_INSTRUCTIONS FOR THE TASK_
Without the pictures, return all of the material exactly as written.

======== SUPPLIED INFORMATION ========

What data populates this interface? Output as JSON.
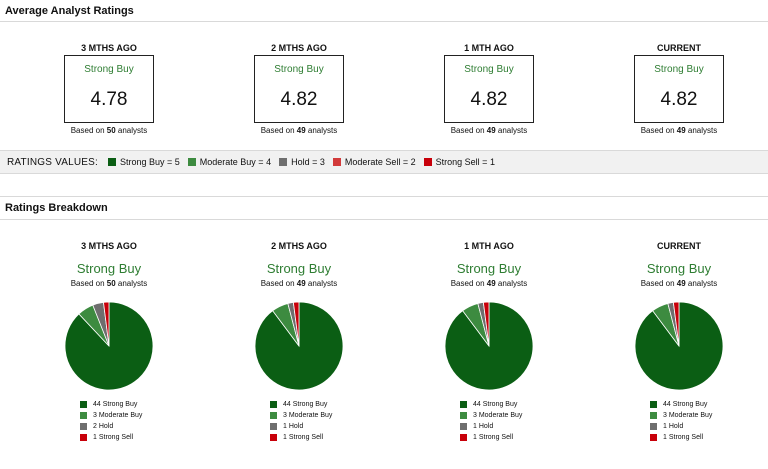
{
  "avg_section": {
    "title": "Average Analyst Ratings"
  },
  "breakdown_section": {
    "title": "Ratings Breakdown"
  },
  "colors": {
    "strong_buy": "#0b5e14",
    "moderate_buy": "#3d8b40",
    "hold": "#6e6e6e",
    "moderate_sell": "#d23a3a",
    "strong_sell": "#c8000a",
    "label_green": "#2e7d32"
  },
  "basis_prefix": "Based on",
  "basis_suffix": "analysts",
  "periods": [
    {
      "name": "3 MTHS AGO",
      "label": "Strong Buy",
      "score": "4.78",
      "analysts": "50",
      "legend": [
        "44 Strong Buy",
        "3 Moderate Buy",
        "2 Hold",
        "1 Strong Sell"
      ]
    },
    {
      "name": "2 MTHS AGO",
      "label": "Strong Buy",
      "score": "4.82",
      "analysts": "49",
      "legend": [
        "44 Strong Buy",
        "3 Moderate Buy",
        "1 Hold",
        "1 Strong Sell"
      ]
    },
    {
      "name": "1 MTH AGO",
      "label": "Strong Buy",
      "score": "4.82",
      "analysts": "49",
      "legend": [
        "44 Strong Buy",
        "3 Moderate Buy",
        "1 Hold",
        "1 Strong Sell"
      ]
    },
    {
      "name": "CURRENT",
      "label": "Strong Buy",
      "score": "4.82",
      "analysts": "49",
      "legend": [
        "44 Strong Buy",
        "3 Moderate Buy",
        "1 Hold",
        "1 Strong Sell"
      ]
    }
  ],
  "ratings_values": {
    "title": "RATINGS VALUES:",
    "items": [
      {
        "label": "Strong Buy = 5",
        "color": "#0b5e14"
      },
      {
        "label": "Moderate Buy = 4",
        "color": "#3d8b40"
      },
      {
        "label": "Hold = 3",
        "color": "#6e6e6e"
      },
      {
        "label": "Moderate Sell = 2",
        "color": "#d23a3a"
      },
      {
        "label": "Strong Sell = 1",
        "color": "#c8000a"
      }
    ]
  },
  "chart_data": [
    {
      "type": "pie",
      "title": "3 MTHS AGO",
      "categories": [
        "Strong Buy",
        "Moderate Buy",
        "Hold",
        "Strong Sell"
      ],
      "values": [
        44,
        3,
        2,
        1
      ],
      "colors": [
        "#0b5e14",
        "#3d8b40",
        "#6e6e6e",
        "#c8000a"
      ]
    },
    {
      "type": "pie",
      "title": "2 MTHS AGO",
      "categories": [
        "Strong Buy",
        "Moderate Buy",
        "Hold",
        "Strong Sell"
      ],
      "values": [
        44,
        3,
        1,
        1
      ],
      "colors": [
        "#0b5e14",
        "#3d8b40",
        "#6e6e6e",
        "#c8000a"
      ]
    },
    {
      "type": "pie",
      "title": "1 MTH AGO",
      "categories": [
        "Strong Buy",
        "Moderate Buy",
        "Hold",
        "Strong Sell"
      ],
      "values": [
        44,
        3,
        1,
        1
      ],
      "colors": [
        "#0b5e14",
        "#3d8b40",
        "#6e6e6e",
        "#c8000a"
      ]
    },
    {
      "type": "pie",
      "title": "CURRENT",
      "categories": [
        "Strong Buy",
        "Moderate Buy",
        "Hold",
        "Strong Sell"
      ],
      "values": [
        44,
        3,
        1,
        1
      ],
      "colors": [
        "#0b5e14",
        "#3d8b40",
        "#6e6e6e",
        "#c8000a"
      ]
    }
  ]
}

========

_OUTPUT FOR THIS EXERCISE_
What data populates this interface? Output as JSON.
{
  "avg_section": {
    "title": "Average Analyst Ratings"
  },
  "breakdown_section": {
    "title": "Ratings Breakdown"
  },
  "colors": {
    "strong_buy": "#0b5e14",
    "moderate_buy": "#3d8b40",
    "hold": "#6e6e6e",
    "moderate_sell": "#d23a3a",
    "strong_sell": "#c8000a",
    "label_green": "#2e7d32"
  },
  "basis_prefix": "Based on",
  "basis_suffix": "analysts",
  "periods": [
    {
      "name": "3 MTHS AGO",
      "label": "Strong Buy",
      "score": "4.78",
      "analysts": "50",
      "legend": [
        "44 Strong Buy",
        "3 Moderate Buy",
        "2 Hold",
        "1 Strong Sell"
      ]
    },
    {
      "name": "2 MTHS AGO",
      "label": "Strong Buy",
      "score": "4.82",
      "analysts": "49",
      "legend": [
        "44 Strong Buy",
        "3 Moderate Buy",
        "1 Hold",
        "1 Strong Sell"
      ]
    },
    {
      "name": "1 MTH AGO",
      "label": "Strong Buy",
      "score": "4.82",
      "analysts": "49",
      "legend": [
        "44 Strong Buy",
        "3 Moderate Buy",
        "1 Hold",
        "1 Strong Sell"
      ]
    },
    {
      "name": "CURRENT",
      "label": "Strong Buy",
      "score": "4.82",
      "analysts": "49",
      "legend": [
        "44 Strong Buy",
        "3 Moderate Buy",
        "1 Hold",
        "1 Strong Sell"
      ]
    }
  ],
  "ratings_values": {
    "title": "RATINGS VALUES:",
    "items": [
      {
        "label": "Strong Buy = 5",
        "color": "#0b5e14"
      },
      {
        "label": "Moderate Buy = 4",
        "color": "#3d8b40"
      },
      {
        "label": "Hold = 3",
        "color": "#6e6e6e"
      },
      {
        "label": "Moderate Sell = 2",
        "color": "#d23a3a"
      },
      {
        "label": "Strong Sell = 1",
        "color": "#c8000a"
      }
    ]
  },
  "chart_data": [
    {
      "type": "pie",
      "title": "3 MTHS AGO",
      "categories": [
        "Strong Buy",
        "Moderate Buy",
        "Hold",
        "Strong Sell"
      ],
      "values": [
        44,
        3,
        2,
        1
      ],
      "colors": [
        "#0b5e14",
        "#3d8b40",
        "#6e6e6e",
        "#c8000a"
      ]
    },
    {
      "type": "pie",
      "title": "2 MTHS AGO",
      "categories": [
        "Strong Buy",
        "Moderate Buy",
        "Hold",
        "Strong Sell"
      ],
      "values": [
        44,
        3,
        1,
        1
      ],
      "colors": [
        "#0b5e14",
        "#3d8b40",
        "#6e6e6e",
        "#c8000a"
      ]
    },
    {
      "type": "pie",
      "title": "1 MTH AGO",
      "categories": [
        "Strong Buy",
        "Moderate Buy",
        "Hold",
        "Strong Sell"
      ],
      "values": [
        44,
        3,
        1,
        1
      ],
      "colors": [
        "#0b5e14",
        "#3d8b40",
        "#6e6e6e",
        "#c8000a"
      ]
    },
    {
      "type": "pie",
      "title": "CURRENT",
      "categories": [
        "Strong Buy",
        "Moderate Buy",
        "Hold",
        "Strong Sell"
      ],
      "values": [
        44,
        3,
        1,
        1
      ],
      "colors": [
        "#0b5e14",
        "#3d8b40",
        "#6e6e6e",
        "#c8000a"
      ]
    }
  ]
}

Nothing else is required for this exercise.